• Stated problem:
Within this material, how many lines have the string "message" in them? The answer is a number, with nothing added.
+++ Items +++
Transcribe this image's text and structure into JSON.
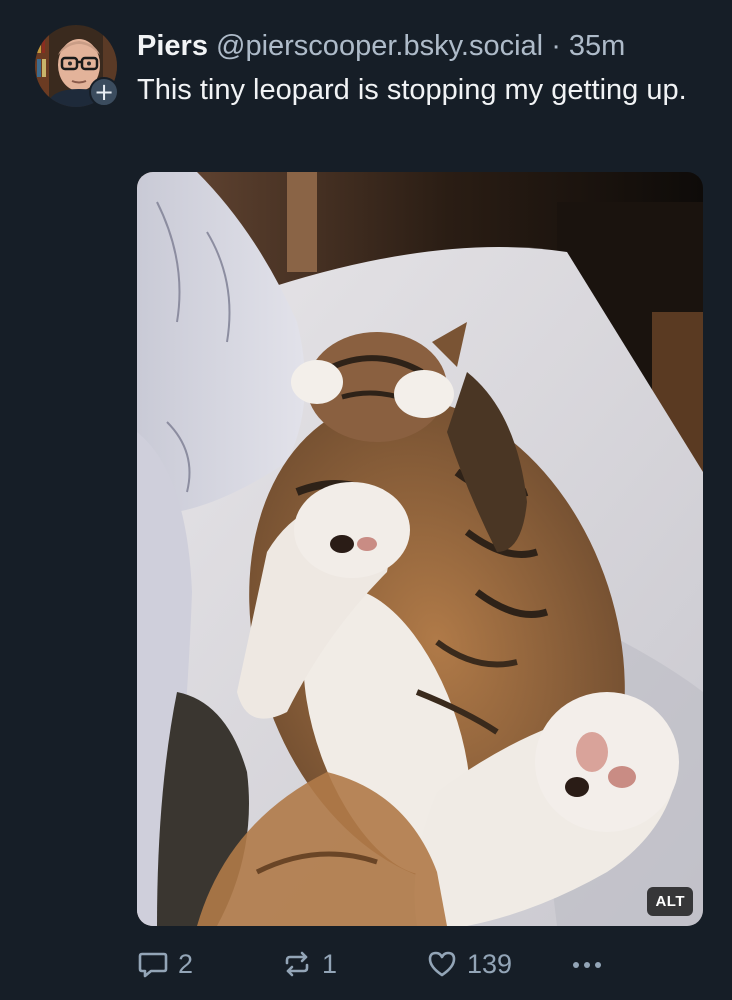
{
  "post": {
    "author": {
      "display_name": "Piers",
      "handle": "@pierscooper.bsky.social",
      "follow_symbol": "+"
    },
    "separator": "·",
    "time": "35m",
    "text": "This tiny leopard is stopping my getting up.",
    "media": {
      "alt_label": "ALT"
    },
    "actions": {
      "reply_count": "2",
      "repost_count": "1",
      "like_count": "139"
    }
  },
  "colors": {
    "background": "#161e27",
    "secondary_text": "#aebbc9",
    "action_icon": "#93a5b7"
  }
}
+++
+++ Items +++
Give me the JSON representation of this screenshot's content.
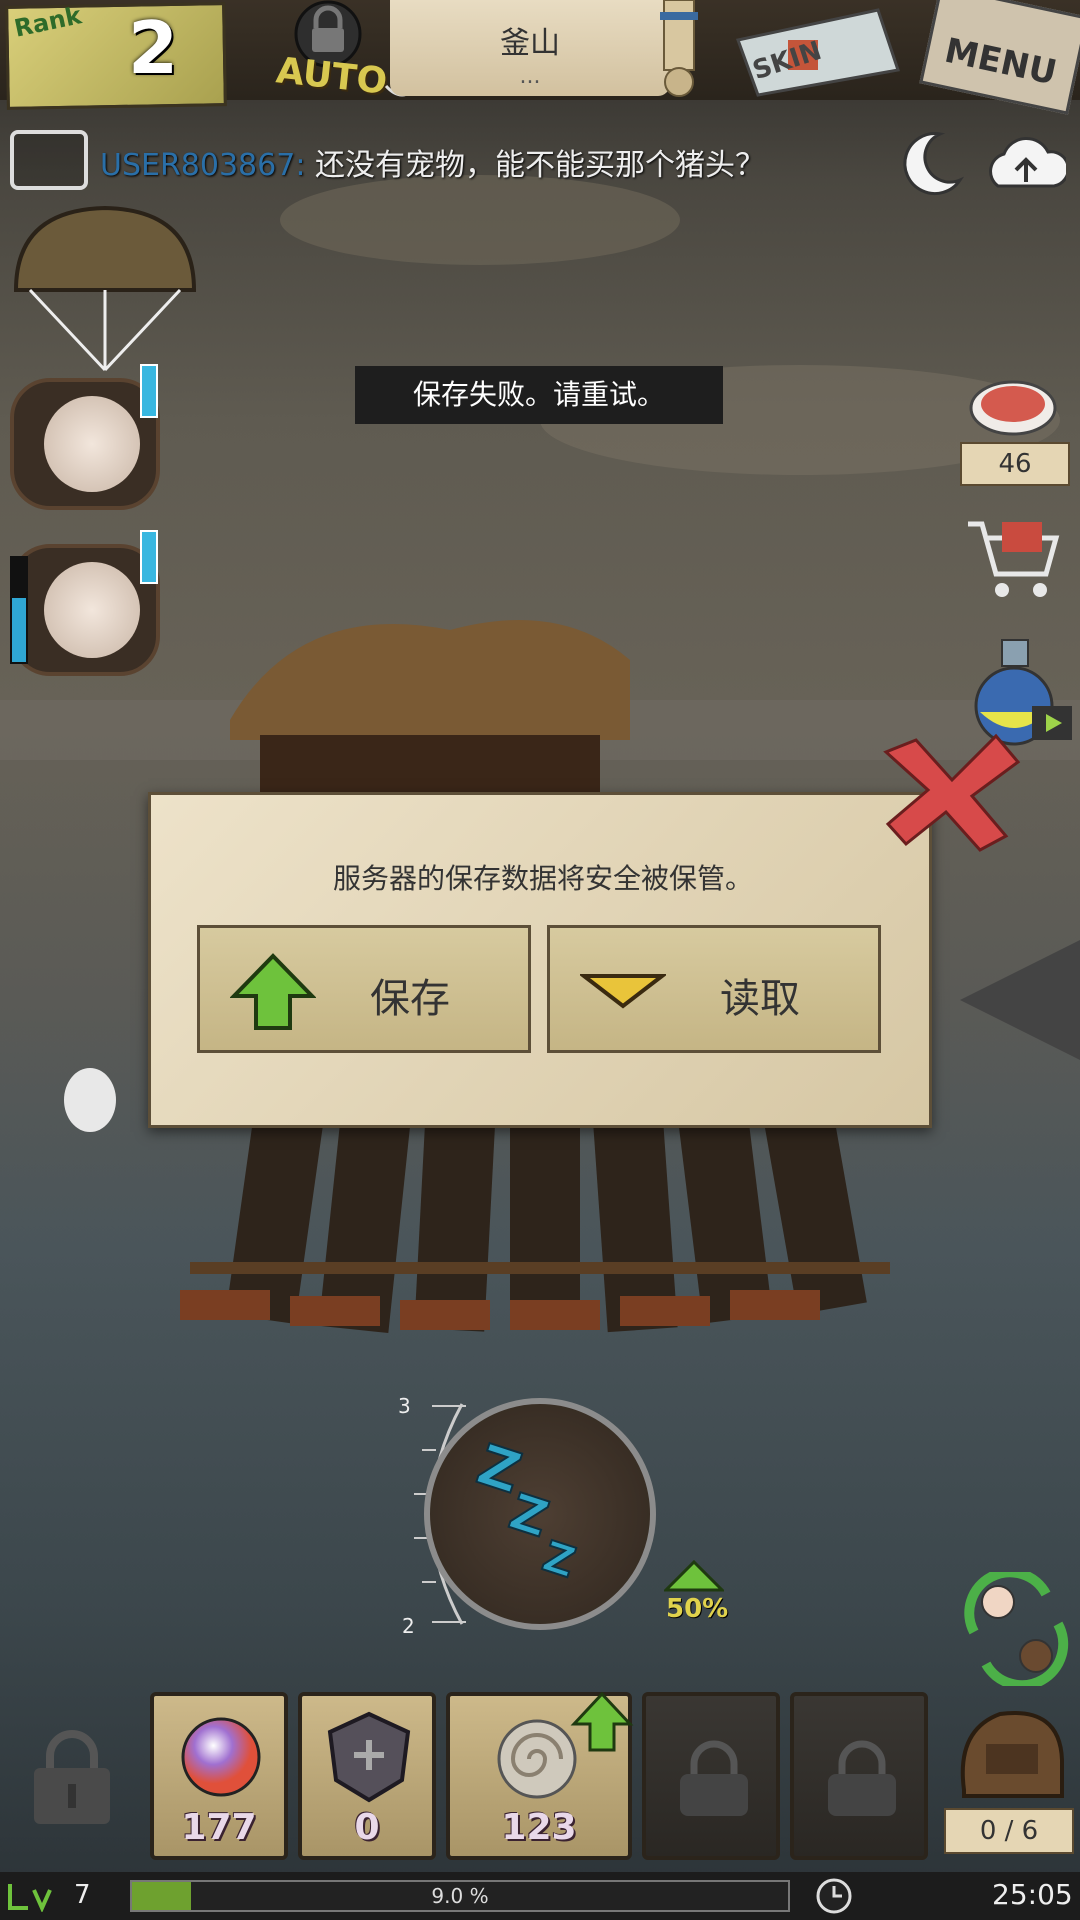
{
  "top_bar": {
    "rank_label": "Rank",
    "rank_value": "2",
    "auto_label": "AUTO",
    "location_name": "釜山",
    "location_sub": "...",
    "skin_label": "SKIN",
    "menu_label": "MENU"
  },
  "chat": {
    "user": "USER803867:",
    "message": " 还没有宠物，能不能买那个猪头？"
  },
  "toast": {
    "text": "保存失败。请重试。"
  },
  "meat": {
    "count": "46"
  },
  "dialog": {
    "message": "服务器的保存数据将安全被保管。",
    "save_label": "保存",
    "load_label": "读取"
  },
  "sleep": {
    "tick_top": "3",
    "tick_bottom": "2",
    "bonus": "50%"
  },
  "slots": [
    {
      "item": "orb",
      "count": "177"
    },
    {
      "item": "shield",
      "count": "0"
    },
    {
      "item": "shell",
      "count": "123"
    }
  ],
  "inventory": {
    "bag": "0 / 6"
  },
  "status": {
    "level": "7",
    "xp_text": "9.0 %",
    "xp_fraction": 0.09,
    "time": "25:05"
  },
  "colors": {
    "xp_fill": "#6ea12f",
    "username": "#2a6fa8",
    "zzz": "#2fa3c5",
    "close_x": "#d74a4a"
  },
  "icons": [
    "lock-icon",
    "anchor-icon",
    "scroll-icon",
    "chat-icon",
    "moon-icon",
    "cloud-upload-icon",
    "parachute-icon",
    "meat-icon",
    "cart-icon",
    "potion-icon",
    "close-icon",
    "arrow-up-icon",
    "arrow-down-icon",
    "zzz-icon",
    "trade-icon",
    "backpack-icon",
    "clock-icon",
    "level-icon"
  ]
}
+++
• Written response:
2